Exercises =>
[1] Answer these questions from the review of The Muses Are Heard below:
(a) How many persons in total went to Russia with the company?
(b) Which train did the company board in East Berlin?
(c) What did a dish of ice cream cost in Leningrad?
[2] Write the next part of the review of The Muses Are Heard below, beginning after its final sentence.

Extract to read =>

▬▬▬

By MARK SLONIM, New York Times (December 2, 1958) [JB - regrettably am unable to gain internet access to the original article.]

THE MUSES ARE HEARD
An Account by Truman Capote.

A year ago, in December, 1955, the cast of the American production "Porgy and Bess" and others associated with the company, including writers and journalists, a total of ninety-four persons (and two dogs), went to Russia to give performances in Leningrad and Moscow. In "The Muses Are Heard," Truman Capote, who had joined this enormous troupe, gives an amusing and slightly ironical reportage of the memorable trip. The title of the book comes from the Latin saying, "inter arma silent Musas." One of the Russian interpreters attached to the company by the Moscow Ministry of Culture kept repeating these words in all his speeches--and he made quite a few of them: "When the cannons are heard, the muses are silent; when the cannons are silent, the muses are heard." Apparently, the arrival of "Porgy and Bess" was interpreted by the Russians as the end of the cold war and of the cannon era; it is questionable whether Truman Capote attributed the same significance to his journey.

Before making the voice of the muses heard to the Russian audiences through "Summertime," "I've Got Plenty of Nothin'" or "A Woman Is a Sometime Thing," the Negro singers and dancers, stagehands and office workers and friends had to board the Blue Express in East Berlin and travel for three days and nights across the snow-covered fields of Poland and Russia. They endured all sorts of miseries and discomfort in the old-fashioned second-class sleepers, tried hard to understand the halting English of the Russians, and did not hide their disappointment when, instead of a feast in a truly Muscovite style, overflowing with vodka and caviar, they were offered watery broth, veal cutlets and yoghurt with raspberry soda in a shabby dining car.

Leningrad also proved to be rather baffling. The "de luxe" hotel assigned to the company has been built some fifty years ago; it had magnificent chandeliers and cracked bath tubs, and its restaurant looked like a cavern. Shopping was made impossible by the outrageous rate of exchange and high prices--a dish of ice cream, one dollar; a piece of chocolate, five fifty; and the language barrier made real communication with the natives hardly possible. Mr. Capote visited night clubs in the company of an obliging Russian who spoke English, but judged them dull, and their patrons prudish and poorly dressed. In general, the Americans found Russian parties lacking in gaiety, and on Christmas Eve Negro musicians revolutionized the hotel restaurant by showing what real hot jazz meant.

Mr. Capote did not see very much in Leningrad and he did not write a book on Russia. He simply reported his fragmentary impressions: he saw a man being beaten up in a public square, he met a crazy musician who knew a few words of English and kept repeating "help!," he went to a ballet and even committed the mistake of attributing to the Soviets what was the heritage of the nineteenth-century artistic past. He looked at the paintings in the Hermitage Gallery and at the exhibits of the anti-religious museum in the former Kazan Cathedral; he discovered that he was followed in the streets of the city by a man in dark glasses, probably for "protection," as some officials explained it to him. He watched some conditioned reflexes of government employees, who all said the same thing in identical terms. All these details, added one to another, in a kind of literary mosaic, do give a feeling of reality and do convey a flavor of Russian life.

▬▬▬

Provided data =>
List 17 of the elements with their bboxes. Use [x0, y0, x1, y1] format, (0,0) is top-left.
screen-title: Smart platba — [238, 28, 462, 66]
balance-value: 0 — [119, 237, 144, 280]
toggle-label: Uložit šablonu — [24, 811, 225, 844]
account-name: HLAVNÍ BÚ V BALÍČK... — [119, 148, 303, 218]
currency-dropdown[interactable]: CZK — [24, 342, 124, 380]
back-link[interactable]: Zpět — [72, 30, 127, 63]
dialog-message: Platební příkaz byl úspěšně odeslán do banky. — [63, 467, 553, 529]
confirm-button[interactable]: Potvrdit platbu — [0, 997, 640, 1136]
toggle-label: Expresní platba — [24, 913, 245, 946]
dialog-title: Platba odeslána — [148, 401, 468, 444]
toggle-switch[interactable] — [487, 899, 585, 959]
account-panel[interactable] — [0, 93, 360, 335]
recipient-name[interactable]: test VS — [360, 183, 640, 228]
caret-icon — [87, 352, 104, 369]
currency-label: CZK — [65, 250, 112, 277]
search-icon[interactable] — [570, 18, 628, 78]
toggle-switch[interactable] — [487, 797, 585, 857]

▬▬▬

Replies =>
[1]
(a) Ninety-four persons, plus two dogs.
(b) The Blue Express.
(c) One dollar.

[2]
The same method is used by Mr. Capote in his delightful character sketches. He speaks much less of Russia than of the members of the company; he notes down their conversations, their idiosyncrasies, their human frailties. The publicity-bent director, the flippant blonde secretary (Radcliffe '52), Mrs. Ira Gershwin studded with diamonds and deliberately optimistic, a couple of Negro actors determined to make front-page headlines by getting married in Moscow, the shabby and hungry lady as Russian interpreter--all these brittle and humorous portraits are vivid, precise and witty. They range from serious ones, such as that of Ambassador Bohlen and his wife, to outright grotesque, such as the caricature of the Russian Orlov who had fallen for the blonde secretary.

The little episodes of the company's life in Leningrad, of their rehearsals and their debut in the huge Palace of Culture which opened the "Porgy and Bess" triumphal career in the Soviet Union, are all bubbling with mischievous spirit and piquancy. "The Muses Are Heard" is not a chronicle or a diary or a travelogue. By no means is it a book on Russia of the sort hasty travelers offer us in every language. It is a record made by a brilliant writer in a casual, almost flippant manner--but with such freshness, with such light strokes and subtle innuendos, that the book reads like a highly enjoyable, charming story.

Mr. Slonim is author of "The Epic of Russian Literature" and other books."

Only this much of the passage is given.